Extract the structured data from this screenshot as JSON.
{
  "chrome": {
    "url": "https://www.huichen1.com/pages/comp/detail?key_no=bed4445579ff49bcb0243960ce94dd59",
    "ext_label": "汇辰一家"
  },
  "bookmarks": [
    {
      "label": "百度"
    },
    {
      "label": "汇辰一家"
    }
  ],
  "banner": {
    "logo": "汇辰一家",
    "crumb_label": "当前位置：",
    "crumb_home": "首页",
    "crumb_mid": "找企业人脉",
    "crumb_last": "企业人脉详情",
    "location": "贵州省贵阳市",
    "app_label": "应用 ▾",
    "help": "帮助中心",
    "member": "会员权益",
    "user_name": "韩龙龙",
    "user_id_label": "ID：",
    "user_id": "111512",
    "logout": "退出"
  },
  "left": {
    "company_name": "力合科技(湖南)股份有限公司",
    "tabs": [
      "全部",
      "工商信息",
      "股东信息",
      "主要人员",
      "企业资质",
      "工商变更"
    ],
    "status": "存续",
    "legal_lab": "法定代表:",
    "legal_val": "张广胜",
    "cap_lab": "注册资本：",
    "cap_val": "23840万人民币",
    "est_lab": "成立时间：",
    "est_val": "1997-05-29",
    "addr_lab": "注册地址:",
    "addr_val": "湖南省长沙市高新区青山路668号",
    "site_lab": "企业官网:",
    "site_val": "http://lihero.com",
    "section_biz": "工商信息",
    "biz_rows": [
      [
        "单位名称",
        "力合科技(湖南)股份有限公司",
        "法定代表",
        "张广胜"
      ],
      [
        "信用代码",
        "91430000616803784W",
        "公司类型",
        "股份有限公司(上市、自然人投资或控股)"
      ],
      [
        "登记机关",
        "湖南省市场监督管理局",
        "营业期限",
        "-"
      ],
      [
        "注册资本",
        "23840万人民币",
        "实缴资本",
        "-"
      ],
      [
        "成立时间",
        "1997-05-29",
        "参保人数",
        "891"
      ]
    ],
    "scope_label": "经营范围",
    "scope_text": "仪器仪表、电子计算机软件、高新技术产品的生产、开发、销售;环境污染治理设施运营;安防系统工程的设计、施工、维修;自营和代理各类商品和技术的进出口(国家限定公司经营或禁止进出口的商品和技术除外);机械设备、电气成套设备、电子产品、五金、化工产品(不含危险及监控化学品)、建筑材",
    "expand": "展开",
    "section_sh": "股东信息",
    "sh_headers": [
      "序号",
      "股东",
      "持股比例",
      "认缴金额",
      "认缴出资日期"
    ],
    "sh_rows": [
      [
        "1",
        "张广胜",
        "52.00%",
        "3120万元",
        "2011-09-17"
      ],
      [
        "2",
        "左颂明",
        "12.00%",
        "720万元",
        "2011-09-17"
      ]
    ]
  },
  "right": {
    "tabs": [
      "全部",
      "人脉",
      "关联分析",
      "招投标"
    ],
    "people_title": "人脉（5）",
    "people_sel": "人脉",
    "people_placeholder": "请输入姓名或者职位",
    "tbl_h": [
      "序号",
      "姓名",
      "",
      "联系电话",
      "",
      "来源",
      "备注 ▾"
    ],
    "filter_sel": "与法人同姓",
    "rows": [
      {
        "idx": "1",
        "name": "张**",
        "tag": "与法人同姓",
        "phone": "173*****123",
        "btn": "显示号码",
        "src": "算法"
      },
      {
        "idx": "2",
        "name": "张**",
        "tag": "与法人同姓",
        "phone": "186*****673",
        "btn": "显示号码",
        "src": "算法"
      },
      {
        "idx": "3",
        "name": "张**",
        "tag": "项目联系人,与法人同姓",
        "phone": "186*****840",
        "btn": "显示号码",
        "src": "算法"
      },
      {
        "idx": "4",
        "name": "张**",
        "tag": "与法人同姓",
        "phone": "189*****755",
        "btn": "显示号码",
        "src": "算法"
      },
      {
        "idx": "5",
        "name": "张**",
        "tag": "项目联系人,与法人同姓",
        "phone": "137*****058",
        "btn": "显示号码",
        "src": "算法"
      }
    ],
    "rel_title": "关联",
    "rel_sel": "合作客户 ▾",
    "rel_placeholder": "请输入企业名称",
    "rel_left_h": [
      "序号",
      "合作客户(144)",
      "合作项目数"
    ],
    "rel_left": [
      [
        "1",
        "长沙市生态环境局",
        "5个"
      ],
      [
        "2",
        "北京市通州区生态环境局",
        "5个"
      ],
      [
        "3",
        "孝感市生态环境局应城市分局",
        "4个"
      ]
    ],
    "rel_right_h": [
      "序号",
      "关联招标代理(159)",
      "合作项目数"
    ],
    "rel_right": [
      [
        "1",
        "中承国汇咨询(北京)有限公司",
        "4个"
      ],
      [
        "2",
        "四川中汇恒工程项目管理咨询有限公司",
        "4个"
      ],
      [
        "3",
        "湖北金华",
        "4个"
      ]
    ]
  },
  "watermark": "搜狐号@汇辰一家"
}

What is expected =>
Locate the word "汇辰一家" in the data above. Copy every line carrying it.

Result of the exercise =>
    "ext_label": "汇辰一家"
      "label": "汇辰一家"
    "logo": "汇辰一家",
  "watermark": "搜狐号@汇辰一家"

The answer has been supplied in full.